## INSTRUCTIONS FOR THE TASK
Reproduce each line exactly, including spacing and punctuation.

__________________________________________________

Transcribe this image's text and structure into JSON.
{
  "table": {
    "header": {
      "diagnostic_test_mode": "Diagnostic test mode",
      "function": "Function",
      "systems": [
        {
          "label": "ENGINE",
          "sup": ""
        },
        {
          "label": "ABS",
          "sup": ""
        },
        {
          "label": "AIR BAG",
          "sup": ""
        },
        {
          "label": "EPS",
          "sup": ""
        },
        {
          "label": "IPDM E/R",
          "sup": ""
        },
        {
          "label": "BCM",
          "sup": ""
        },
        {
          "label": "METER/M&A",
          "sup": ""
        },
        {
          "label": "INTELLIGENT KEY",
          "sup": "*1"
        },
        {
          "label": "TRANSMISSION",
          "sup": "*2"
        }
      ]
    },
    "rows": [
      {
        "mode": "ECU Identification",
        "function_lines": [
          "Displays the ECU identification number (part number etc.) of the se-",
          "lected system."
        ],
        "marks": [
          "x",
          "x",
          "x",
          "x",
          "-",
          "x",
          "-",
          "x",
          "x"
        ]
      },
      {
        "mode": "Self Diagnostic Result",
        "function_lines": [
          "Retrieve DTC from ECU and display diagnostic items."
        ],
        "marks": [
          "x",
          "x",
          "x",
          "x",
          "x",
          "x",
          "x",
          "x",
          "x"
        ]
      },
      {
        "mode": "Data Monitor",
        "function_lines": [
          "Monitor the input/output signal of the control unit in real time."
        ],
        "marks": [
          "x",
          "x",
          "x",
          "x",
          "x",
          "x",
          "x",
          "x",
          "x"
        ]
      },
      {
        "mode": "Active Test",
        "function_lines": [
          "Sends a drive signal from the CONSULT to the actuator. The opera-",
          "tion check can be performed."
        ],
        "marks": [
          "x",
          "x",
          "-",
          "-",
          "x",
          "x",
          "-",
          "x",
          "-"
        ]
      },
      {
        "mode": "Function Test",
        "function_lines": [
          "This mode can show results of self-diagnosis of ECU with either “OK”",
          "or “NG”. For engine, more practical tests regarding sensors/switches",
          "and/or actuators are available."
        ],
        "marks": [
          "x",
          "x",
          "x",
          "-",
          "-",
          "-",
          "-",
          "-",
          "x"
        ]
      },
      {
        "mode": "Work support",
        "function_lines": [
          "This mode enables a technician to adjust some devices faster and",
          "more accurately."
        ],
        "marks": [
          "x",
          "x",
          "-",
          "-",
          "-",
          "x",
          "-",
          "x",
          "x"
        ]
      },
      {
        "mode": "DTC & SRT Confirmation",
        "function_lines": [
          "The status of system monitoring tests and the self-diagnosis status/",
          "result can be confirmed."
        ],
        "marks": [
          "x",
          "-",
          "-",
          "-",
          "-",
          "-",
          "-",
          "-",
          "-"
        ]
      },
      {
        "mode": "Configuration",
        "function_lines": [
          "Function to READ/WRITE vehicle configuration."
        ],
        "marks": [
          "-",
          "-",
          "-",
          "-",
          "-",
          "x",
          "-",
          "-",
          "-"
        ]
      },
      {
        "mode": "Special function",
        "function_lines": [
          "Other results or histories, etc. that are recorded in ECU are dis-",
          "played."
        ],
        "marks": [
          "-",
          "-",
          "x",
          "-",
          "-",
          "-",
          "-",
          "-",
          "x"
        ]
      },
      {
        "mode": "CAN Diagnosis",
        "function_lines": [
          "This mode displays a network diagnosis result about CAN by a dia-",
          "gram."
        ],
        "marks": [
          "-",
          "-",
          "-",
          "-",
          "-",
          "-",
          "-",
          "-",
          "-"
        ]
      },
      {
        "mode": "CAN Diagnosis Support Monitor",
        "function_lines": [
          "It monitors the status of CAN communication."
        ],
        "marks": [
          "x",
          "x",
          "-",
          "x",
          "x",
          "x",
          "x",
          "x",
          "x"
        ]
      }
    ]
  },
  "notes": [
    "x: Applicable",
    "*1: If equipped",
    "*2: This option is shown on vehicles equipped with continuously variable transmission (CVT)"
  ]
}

__________________________________________________

## COMPLETE ANSWER
Transcribe this image's text and structure into JSON.
{
  "table": {
    "header": {
      "diagnostic_test_mode": "Diagnostic test mode",
      "function": "Function",
      "systems": [
        {
          "label": "ENGINE",
          "sup": ""
        },
        {
          "label": "ABS",
          "sup": ""
        },
        {
          "label": "AIR BAG",
          "sup": ""
        },
        {
          "label": "EPS",
          "sup": ""
        },
        {
          "label": "IPDM E/R",
          "sup": ""
        },
        {
          "label": "BCM",
          "sup": ""
        },
        {
          "label": "METER/M&A",
          "sup": ""
        },
        {
          "label": "INTELLIGENT KEY",
          "sup": "*1"
        },
        {
          "label": "TRANSMISSION",
          "sup": "*2"
        }
      ]
    },
    "rows": [
      {
        "mode": "ECU Identification",
        "function_lines": [
          "Displays the ECU identification number (part number etc.) of the se-",
          "lected system."
        ],
        "marks": [
          "x",
          "x",
          "x",
          "x",
          "-",
          "x",
          "-",
          "x",
          "x"
        ]
      },
      {
        "mode": "Self Diagnostic Result",
        "function_lines": [
          "Retrieve DTC from ECU and display diagnostic items."
        ],
        "marks": [
          "x",
          "x",
          "x",
          "x",
          "x",
          "x",
          "x",
          "x",
          "x"
        ]
      },
      {
        "mode": "Data Monitor",
        "function_lines": [
          "Monitor the input/output signal of the control unit in real time."
        ],
        "marks": [
          "x",
          "x",
          "x",
          "x",
          "x",
          "x",
          "x",
          "x",
          "x"
        ]
      },
      {
        "mode": "Active Test",
        "function_lines": [
          "Sends a drive signal from the CONSULT to the actuator. The opera-",
          "tion check can be performed."
        ],
        "marks": [
          "x",
          "x",
          "-",
          "-",
          "x",
          "x",
          "-",
          "x",
          "-"
        ]
      },
      {
        "mode": "Function Test",
        "function_lines": [
          "This mode can show results of self-diagnosis of ECU with either “OK”",
          "or “NG”. For engine, more practical tests regarding sensors/switches",
          "and/or actuators are available."
        ],
        "marks": [
          "x",
          "x",
          "x",
          "-",
          "-",
          "-",
          "-",
          "-",
          "x"
        ]
      },
      {
        "mode": "Work support",
        "function_lines": [
          "This mode enables a technician to adjust some devices faster and",
          "more accurately."
        ],
        "marks": [
          "x",
          "x",
          "-",
          "-",
          "-",
          "x",
          "-",
          "x",
          "x"
        ]
      },
      {
        "mode": "DTC & SRT Confirmation",
        "function_lines": [
          "The status of system monitoring tests and the self-diagnosis status/",
          "result can be confirmed."
        ],
        "marks": [
          "x",
          "-",
          "-",
          "-",
          "-",
          "-",
          "-",
          "-",
          "-"
        ]
      },
      {
        "mode": "Configuration",
        "function_lines": [
          "Function to READ/WRITE vehicle configuration."
        ],
        "marks": [
          "-",
          "-",
          "-",
          "-",
          "-",
          "x",
          "-",
          "-",
          "-"
        ]
      },
      {
        "mode": "Special function",
        "function_lines": [
          "Other results or histories, etc. that are recorded in ECU are dis-",
          "played."
        ],
        "marks": [
          "-",
          "-",
          "x",
          "-",
          "-",
          "-",
          "-",
          "-",
          "x"
        ]
      },
      {
        "mode": "CAN Diagnosis",
        "function_lines": [
          "This mode displays a network diagnosis result about CAN by a dia-",
          "gram."
        ],
        "marks": [
          "-",
          "-",
          "-",
          "-",
          "-",
          "-",
          "-",
          "-",
          "-"
        ]
      },
      {
        "mode": "CAN Diagnosis Support Monitor",
        "function_lines": [
          "It monitors the status of CAN communication."
        ],
        "marks": [
          "x",
          "x",
          "-",
          "x",
          "x",
          "x",
          "x",
          "x",
          "x"
        ]
      }
    ]
  },
  "notes": [
    "x: Applicable",
    "*1: If equipped",
    "*2: This option is shown on vehicles equipped with continuously variable transmission (CVT)"
  ]
}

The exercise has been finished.